DATASET:
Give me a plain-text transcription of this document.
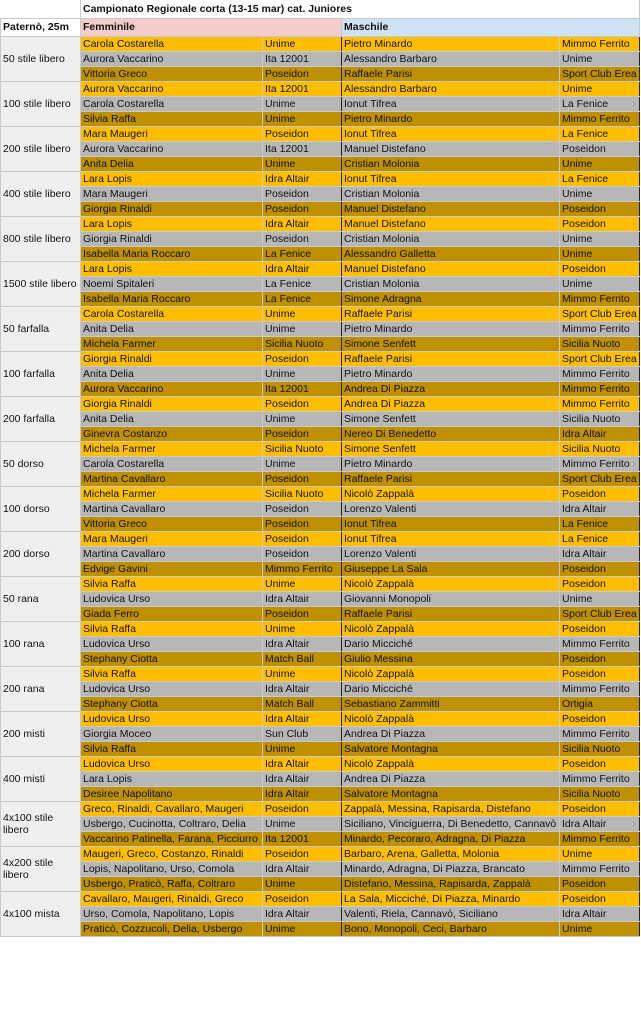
	Campionato Regionale corta (13-15 mar) cat. Juniores			
Paternò, 25m	Femminile		Maschile	
50 stile libero	Carola Costarella	Unime	Pietro Minardo	Mimmo Ferrito
	Aurora Vaccarino	Ita 12001	Alessandro Barbaro	Unime
	Vittoria Greco	Poseidon	Raffaele Parisi	Sport Club Erea
100 stile libero	Aurora Vaccarino	Ita 12001	Alessandro Barbaro	Unime
	Carola Costarella	Unime	Ionut Tifrea	La Fenice
	Silvia Raffa	Unime	Pietro Minardo	Mimmo Ferrito
200 stile libero	Mara Maugeri	Poseidon	Ionut Tifrea	La Fenice
	Aurora Vaccarino	Ita 12001	Manuel Distefano	Poseidon
	Anita Delia	Unime	Cristian Molonia	Unime
400 stile libero	Lara Lopis	Idra Altair	Ionut Tifrea	La Fenice
	Mara Maugeri	Poseidon	Cristian Molonia	Unime
	Giorgia Rinaldi	Poseidon	Manuel Distefano	Poseidon
800 stile libero	Lara Lopis	Idra Altair	Manuel Distefano	Poseidon
	Giorgia Rinaldi	Poseidon	Cristian Molonia	Unime
	Isabella Maria Roccaro	La Fenice	Alessandro Galletta	Unime
1500 stile libero	Lara Lopis	Idra Altair	Manuel Distefano	Poseidon
	Noemi Spitaleri	La Fenice	Cristian Molonia	Unime
	Isabella Maria Roccaro	La Fenice	Simone Adragna	Mimmo Ferrito
50 farfalla	Carola Costarella	Unime	Raffaele Parisi	Sport Club Erea
	Anita Delia	Unime	Pietro Minardo	Mimmo Ferrito
	Michela Farmer	Sicilia Nuoto	Simone Senfett	Sicilia Nuoto
100 farfalla	Giorgia Rinaldi	Poseidon	Raffaele Parisi	Sport Club Erea
	Anita Delia	Unime	Pietro Minardo	Mimmo Ferrito
	Aurora Vaccarino	Ita 12001	Andrea Di Piazza	Mimmo Ferrito
200 farfalla	Giorgia Rinaldi	Poseidon	Andrea Di Piazza	Mimmo Ferrito
	Anita Delia	Unime	Simone Senfett	Sicilia Nuoto
	Ginevra Costanzo	Poseidon	Nereo Di Benedetto	Idra Altair
50 dorso	Michela Farmer	Sicilia Nuoto	Simone Senfett	Sicilia Nuoto
	Carola Costarella	Unime	Pietro Minardo	Mimmo Ferrito
	Martina Cavallaro	Poseidon	Raffaele Parisi	Sport Club Erea
100 dorso	Michela Farmer	Sicilia Nuoto	Nicolò Zappalà	Poseidon
	Martina Cavallaro	Poseidon	Lorenzo Valenti	Idra Altair
	Vittoria Greco	Poseidon	Ionut Tifrea	La Fenice
200 dorso	Mara Maugeri	Poseidon	Ionut Tifrea	La Fenice
	Martina Cavallaro	Poseidon	Lorenzo Valenti	Idra Altair
	Edvige Gavini	Mimmo Ferrito	Giuseppe La Sala	Poseidon
50 rana	Silvia Raffa	Unime	Nicolò Zappalà	Poseidon
	Ludovica Urso	Idra Altair	Giovanni Monopoli	Unime
	Giada Ferro	Poseidon	Raffaele Parisi	Sport Club Erea
100 rana	Silvia Raffa	Unime	Nicolò Zappalà	Poseidon
	Ludovica Urso	Idra Altair	Dario Micciché	Mimmo Ferrito
	Stephany Ciotta	Match Ball	Giulio Messina	Poseidon
200 rana	Silvia Raffa	Unime	Nicolò Zappalà	Poseidon
	Ludovica Urso	Idra Altair	Dario Micciché	Mimmo Ferrito
	Stephany Ciotta	Match Ball	Sebastiano Zammitti	Ortigia
200 misti	Ludovica Urso	Idra Altair	Nicolò Zappalà	Poseidon
	Giorgia Moceo	Sun Club	Andrea Di Piazza	Mimmo Ferrito
	Silvia Raffa	Unime	Salvatore Montagna	Sicilia Nuoto
400 misti	Ludovica Urso	Idra Altair	Nicolò Zappalà	Poseidon
	Lara Lopis	Idra Altair	Andrea Di Piazza	Mimmo Ferrito
	Desiree Napolitano	Idra Altair	Salvatore Montagna	Sicilia Nuoto
4x100 stile libero	Greco, Rinaldi, Cavallaro, Maugeri	Poseidon	Zappalà, Messina, Rapisarda, Distefano	Poseidon
	Usbergo, Cucinotta, Coltraro, Delia	Unime	Siciliano, Vinciguerra, Di Benedetto, Cannavò	Idra Altair
	Vaccarino Patinella, Farana, Picciurro	Ita 12001	Minardo, Pecoraro, Adragna, Di Piazza	Mimmo Ferrito
4x200 stile libero	Maugeri, Greco, Costanzo, Rinaldi	Poseidon	Barbaro, Arena, Galletta, Molonia	Unime
	Lopis, Napolitano, Urso, Comola	Idra Altair	Minardo, Adragna, Di Piazza, Brancato	Mimmo Ferrito
	Usbergo, Praticò, Raffa, Coltraro	Unime	Distefano, Messina, Rapisarda, Zappalà	Poseidon
4x100 mista	Cavallaro, Maugeri, Rinaldi, Greco	Poseidon	La Sala, Micciché, Di Piazza, Minardo	Poseidon
	Urso, Comola, Napolitano, Lopis	Idra Altair	Valenti, Riela, Cannavò, Siciliano	Idra Altair
	Praticò, Cozzucoli, Delia, Usbergo	Unime	Bono, Monopoli, Ceci, Barbaro	Unime
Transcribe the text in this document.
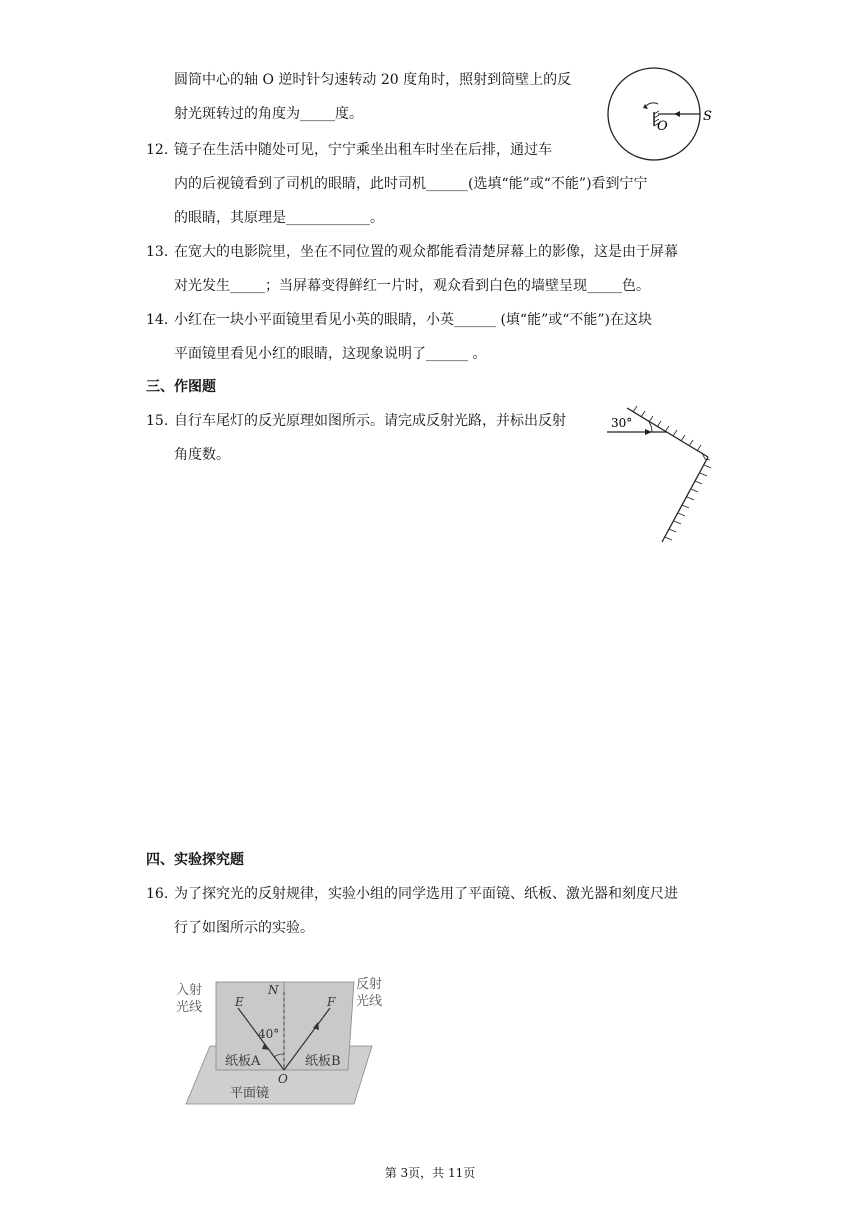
圆筒中心的轴 O 逆时针匀速转动 20 度角时，照射到筒壁上的反
射光斑转过的角度为_____度。
O
S
12. 镜子在生活中随处可见，宁宁乘坐出租车时坐在后排，通过车
内的后视镜看到了司机的眼睛，此时司机______(选填“能”或“不能”)看到宁宁
的眼睛，其原理是____________。
13. 在宽大的电影院里，坐在不同位置的观众都能看清楚屏幕上的影像，这是由于屏幕
对光发生_____；当屏幕变得鲜红一片时，观众看到白色的墙壁呈现_____色。
14. 小红在一块小平面镜里看见小英的眼睛，小英______ (填“能”或“不能”)在这块
平面镜里看见小红的眼睛，这现象说明了______ 。
三、作图题
15. 自行车尾灯的反光原理如图所示。请完成反射光路，并标出反射
角度数。
30°
四、实验探究题
16. 为了探究光的反射规律，实验小组的同学选用了平面镜、纸板、激光器和刻度尺进
行了如图所示的实验。
入射
光线
反射
光线
E
N
F
40°
纸板A	纸板B
O
平面镜
第 3页，共 11页
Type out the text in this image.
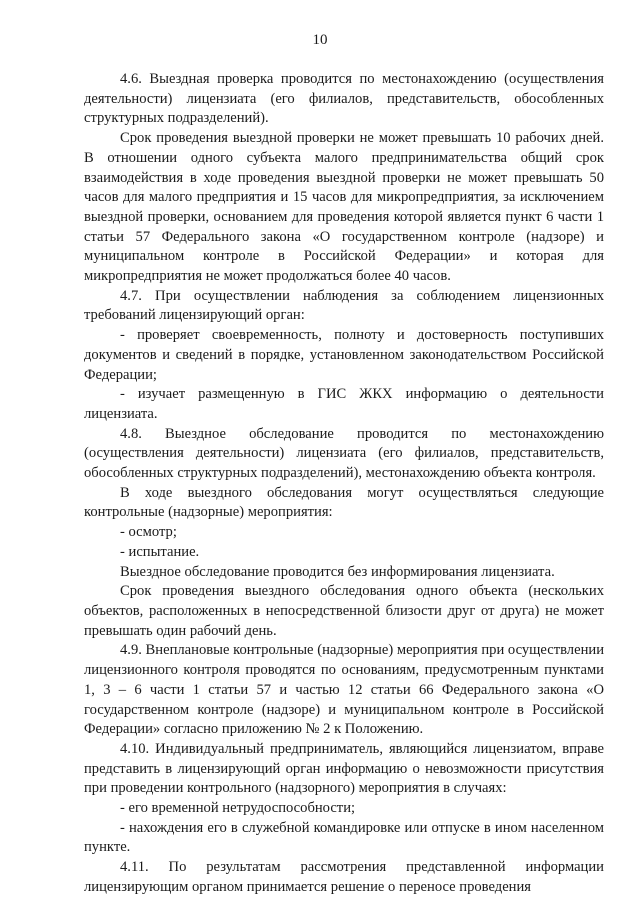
10

4.6. Выездная проверка проводится по местонахождению (осуществления деятельности) лицензиата (его филиалов, представительств, обособленных структурных подразделений).

Срок проведения выездной проверки не может превышать 10 рабочих дней. В отношении одного субъекта малого предпринимательства общий срок взаимодействия в ходе проведения выездной проверки не может превышать 50 часов для малого предприятия и 15 часов для микропредприятия, за исключением выездной проверки, основанием для проведения которой является пункт 6 части 1 статьи 57 Федерального закона «О государственном контроле (надзоре) и муниципальном контроле в Российской Федерации» и которая для микропредприятия не может продолжаться более 40 часов.

4.7. При осуществлении наблюдения за соблюдением лицензионных требований лицензирующий орган:

- проверяет своевременность, полноту и достоверность поступивших документов и сведений в порядке, установленном законодательством Российской Федерации;

- изучает размещенную в ГИС ЖКХ информацию о деятельности лицензиата.

4.8. Выездное обследование проводится по местонахождению (осуществления деятельности) лицензиата (его филиалов, представительств, обособленных структурных подразделений), местонахождению объекта контроля.

В ходе выездного обследования могут осуществляться следующие контрольные (надзорные) мероприятия:

- осмотр;

- испытание.

Выездное обследование проводится без информирования лицензиата.

Срок проведения выездного обследования одного объекта (нескольких объектов, расположенных в непосредственной близости друг от друга) не может превышать один рабочий день.

4.9. Внеплановые контрольные (надзорные) мероприятия при осуществлении лицензионного контроля проводятся по основаниям, предусмотренным пунктами 1, 3 – 6 части 1 статьи 57 и частью 12 статьи 66 Федерального закона «О государственном контроле (надзоре) и муниципальном контроле в Российской Федерации» согласно приложению № 2 к Положению.

4.10. Индивидуальный предприниматель, являющийся лицензиатом, вправе представить в лицензирующий орган информацию о невозможности присутствия при проведении контрольного (надзорного) мероприятия в случаях:

- его временной нетрудоспособности;

- нахождения его в служебной командировке или отпуске в ином населенном пункте.

4.11. По результатам рассмотрения представленной информации лицензирующим органом принимается решение о переносе проведения
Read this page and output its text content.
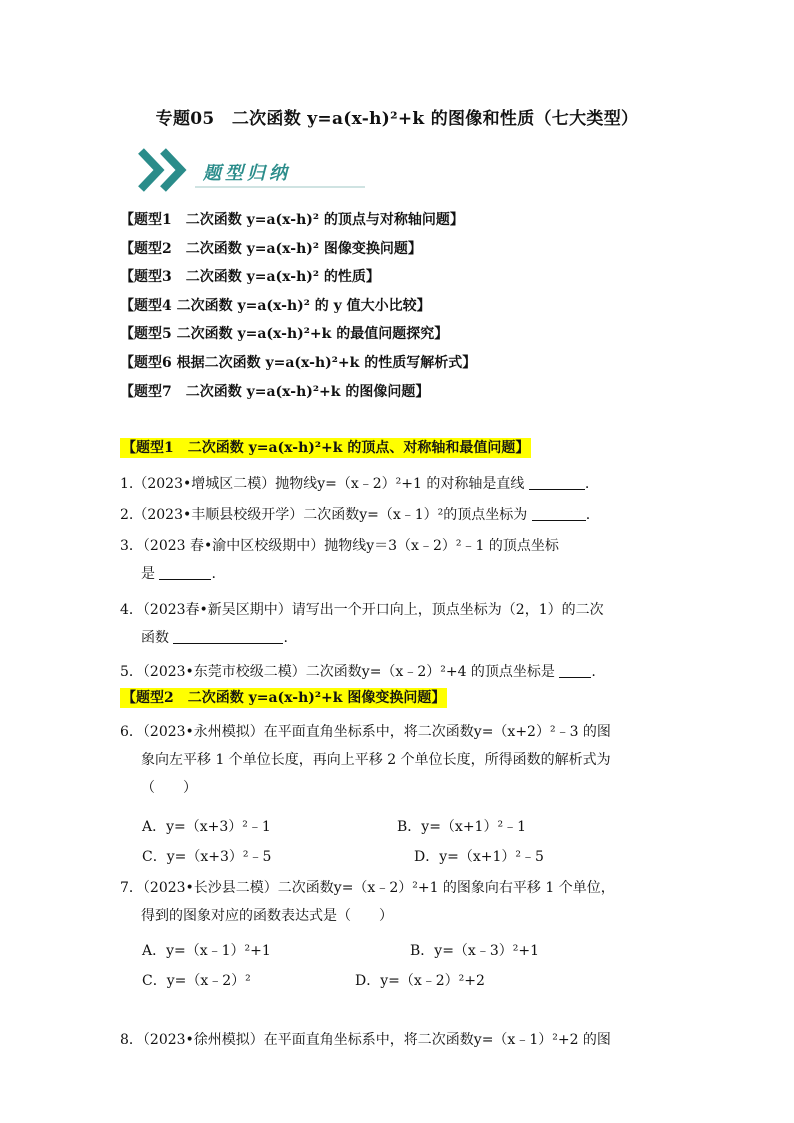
专题05　二次函数 y=a(x-h)²+k 的图像和性质（七大类型）
题型归纳
【题型1　二次函数 y=a(x-h)² 的顶点与对称轴问题】
【题型2　二次函数 y=a(x-h)² 图像变换问题】
【题型3　二次函数 y=a(x-h)² 的性质】
【题型4 二次函数 y=a(x-h)² 的 y 值大小比较】
【题型5 二次函数 y=a(x-h)²+k 的最值问题探究】
【题型6 根据二次函数 y=a(x-h)²+k 的性质写解析式】
【题型7　二次函数 y=a(x-h)²+k 的图像问题】
【题型1　二次函数 y=a(x-h)²+k 的顶点、对称轴和最值问题】
1.（2023•增城区二模）抛物线y=（x﹣2）²+1 的对称轴是直线	.
2.（2023•丰顺县校级开学）二次函数y=（x﹣1）²的顶点坐标为	.
3．（2023 春•渝中区校级期中）抛物线y＝3（x﹣2）²﹣1 的顶点坐标
是	.
4．（2023春•新吴区期中）请写出一个开口向上，顶点坐标为（2，1）的二次
函数	.
5．（2023•东莞市校级二模）二次函数y=（x﹣2）²+4 的顶点坐标是	.
【题型2　二次函数 y=a(x-h)²+k 图像变换问题】
6．（2023•永州模拟）在平面直角坐标系中，将二次函数y=（x+2）²﹣3 的图
象向左平移 1 个单位长度，再向上平移 2 个单位长度，所得函数的解析式为
（　　）
A．y=（x+3）²﹣1	B．y=（x+1）²﹣1
C．y=（x+3）²﹣5	D．y=（x+1）²﹣5
7．（2023•长沙县二模）二次函数y=（x﹣2）²+1 的图象向右平移 1 个单位，
得到的图象对应的函数表达式是（　　）
A．y=（x﹣1）²+1	B．y=（x﹣3）²+1
C．y=（x﹣2）²	D．y=（x﹣2）²+2
8．（2023•徐州模拟）在平面直角坐标系中，将二次函数y=（x﹣1）²+2 的图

REQUIREMENTS: Gather every line containing the word "document" and copy it.

WRITTEN ANSWER:
Give me a plain-text transcription of this document.
Transcribe the text in this document.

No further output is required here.